* EXERCISE DESCRIPTION *
For the material that follows, list every line containing the word "أخبرنا".

* RECORD SET *
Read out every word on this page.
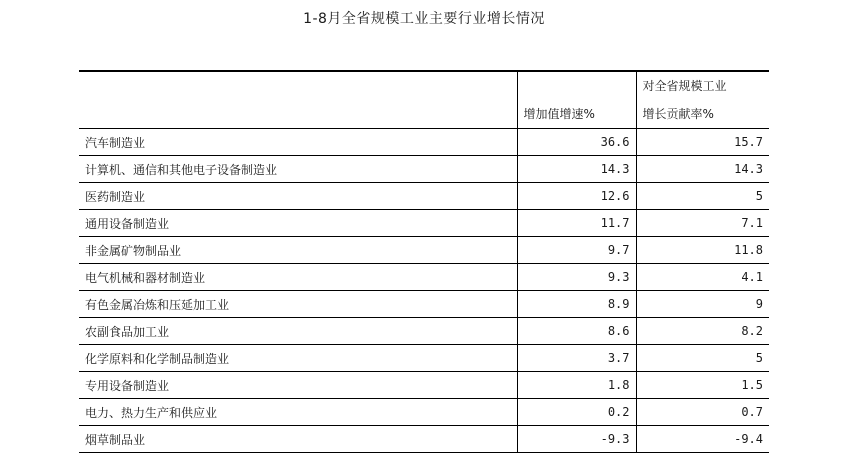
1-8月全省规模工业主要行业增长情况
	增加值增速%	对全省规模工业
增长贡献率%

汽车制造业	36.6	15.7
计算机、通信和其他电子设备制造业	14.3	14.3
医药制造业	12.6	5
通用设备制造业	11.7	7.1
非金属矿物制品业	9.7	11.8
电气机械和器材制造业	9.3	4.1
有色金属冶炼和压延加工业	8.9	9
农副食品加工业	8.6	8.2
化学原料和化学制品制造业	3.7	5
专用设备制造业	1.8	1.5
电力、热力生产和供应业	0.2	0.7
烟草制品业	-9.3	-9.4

--

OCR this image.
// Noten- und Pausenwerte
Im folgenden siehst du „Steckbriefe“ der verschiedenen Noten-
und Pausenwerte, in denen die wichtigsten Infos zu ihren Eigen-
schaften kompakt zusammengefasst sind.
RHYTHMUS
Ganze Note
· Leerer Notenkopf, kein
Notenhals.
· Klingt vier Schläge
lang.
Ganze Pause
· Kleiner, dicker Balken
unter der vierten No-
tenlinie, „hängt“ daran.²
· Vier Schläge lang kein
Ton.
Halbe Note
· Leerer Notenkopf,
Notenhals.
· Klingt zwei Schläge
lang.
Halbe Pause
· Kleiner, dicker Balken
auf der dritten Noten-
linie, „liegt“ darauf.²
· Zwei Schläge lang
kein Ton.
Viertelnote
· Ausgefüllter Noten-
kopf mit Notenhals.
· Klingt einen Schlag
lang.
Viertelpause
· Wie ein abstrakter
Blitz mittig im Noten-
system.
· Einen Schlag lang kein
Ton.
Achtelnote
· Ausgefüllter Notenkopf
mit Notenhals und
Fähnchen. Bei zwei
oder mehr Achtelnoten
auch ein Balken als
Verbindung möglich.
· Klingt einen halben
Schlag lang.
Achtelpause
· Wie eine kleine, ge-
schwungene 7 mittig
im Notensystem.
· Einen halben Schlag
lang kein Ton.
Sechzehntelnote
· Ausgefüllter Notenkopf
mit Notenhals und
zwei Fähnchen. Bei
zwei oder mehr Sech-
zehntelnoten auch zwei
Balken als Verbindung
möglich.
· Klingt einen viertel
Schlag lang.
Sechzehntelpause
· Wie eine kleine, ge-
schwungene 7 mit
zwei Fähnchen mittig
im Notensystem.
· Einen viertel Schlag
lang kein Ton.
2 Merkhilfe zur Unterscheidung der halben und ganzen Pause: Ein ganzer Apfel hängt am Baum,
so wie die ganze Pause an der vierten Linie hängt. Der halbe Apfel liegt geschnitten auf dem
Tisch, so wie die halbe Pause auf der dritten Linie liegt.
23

---

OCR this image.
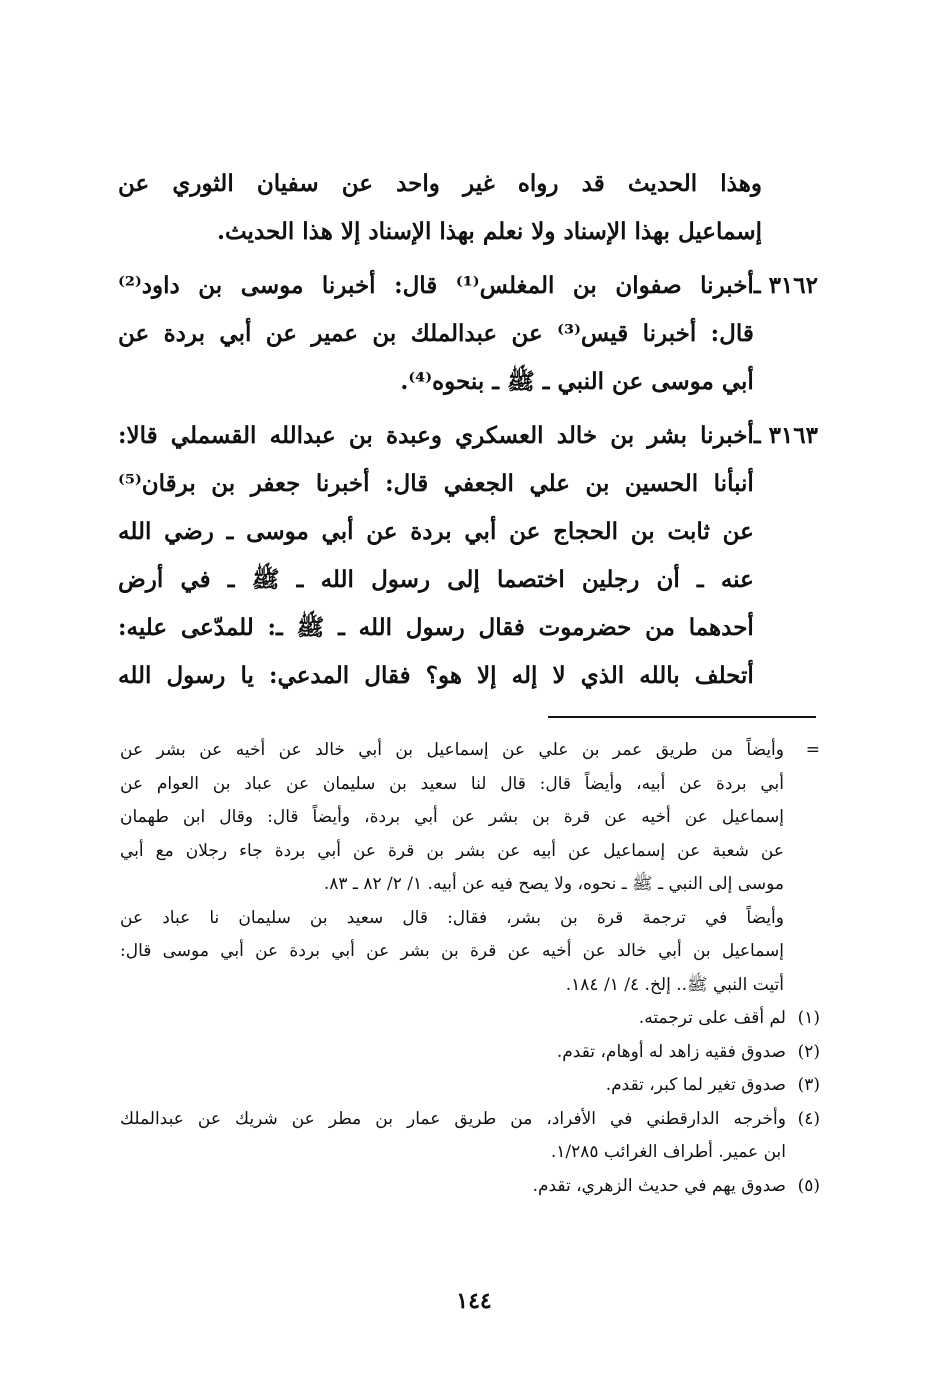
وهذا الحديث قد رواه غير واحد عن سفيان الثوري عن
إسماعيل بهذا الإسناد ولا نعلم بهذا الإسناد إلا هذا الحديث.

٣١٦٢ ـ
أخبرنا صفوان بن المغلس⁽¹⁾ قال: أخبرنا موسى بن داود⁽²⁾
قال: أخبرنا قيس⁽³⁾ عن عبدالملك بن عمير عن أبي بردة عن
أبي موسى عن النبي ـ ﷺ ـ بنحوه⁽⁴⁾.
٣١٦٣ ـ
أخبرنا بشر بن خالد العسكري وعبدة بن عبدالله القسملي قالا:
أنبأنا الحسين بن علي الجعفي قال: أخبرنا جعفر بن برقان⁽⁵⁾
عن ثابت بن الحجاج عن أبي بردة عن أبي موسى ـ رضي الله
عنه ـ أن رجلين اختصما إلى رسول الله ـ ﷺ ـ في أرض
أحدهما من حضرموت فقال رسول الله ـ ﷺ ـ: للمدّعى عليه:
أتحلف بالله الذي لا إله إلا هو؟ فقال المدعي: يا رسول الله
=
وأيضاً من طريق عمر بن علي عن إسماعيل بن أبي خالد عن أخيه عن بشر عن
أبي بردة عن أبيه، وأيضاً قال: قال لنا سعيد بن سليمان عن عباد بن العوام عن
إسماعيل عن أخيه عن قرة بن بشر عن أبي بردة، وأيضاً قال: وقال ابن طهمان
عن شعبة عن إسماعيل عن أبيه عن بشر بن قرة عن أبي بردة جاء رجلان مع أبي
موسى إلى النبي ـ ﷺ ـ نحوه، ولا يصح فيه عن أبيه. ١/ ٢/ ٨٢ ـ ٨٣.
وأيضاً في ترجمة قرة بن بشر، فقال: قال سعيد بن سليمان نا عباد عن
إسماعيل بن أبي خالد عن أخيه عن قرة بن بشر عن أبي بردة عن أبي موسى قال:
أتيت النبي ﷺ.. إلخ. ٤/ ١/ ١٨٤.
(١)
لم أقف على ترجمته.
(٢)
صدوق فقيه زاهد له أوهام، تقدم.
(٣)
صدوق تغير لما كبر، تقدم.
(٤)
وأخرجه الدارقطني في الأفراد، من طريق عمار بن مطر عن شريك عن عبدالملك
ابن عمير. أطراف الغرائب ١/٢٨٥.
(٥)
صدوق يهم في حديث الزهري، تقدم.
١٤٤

* WORKED SOLUTION *
أخبرنا صفوان بن المغلس⁽¹⁾ قال: أخبرنا موسى بن داود⁽²⁾
قال: أخبرنا قيس⁽³⁾ عن عبدالملك بن عمير عن أبي بردة عن
أخبرنا بشر بن خالد العسكري وعبدة بن عبدالله القسملي قالا:
أنبأنا الحسين بن علي الجعفي قال: أخبرنا جعفر بن برقان⁽⁵⁾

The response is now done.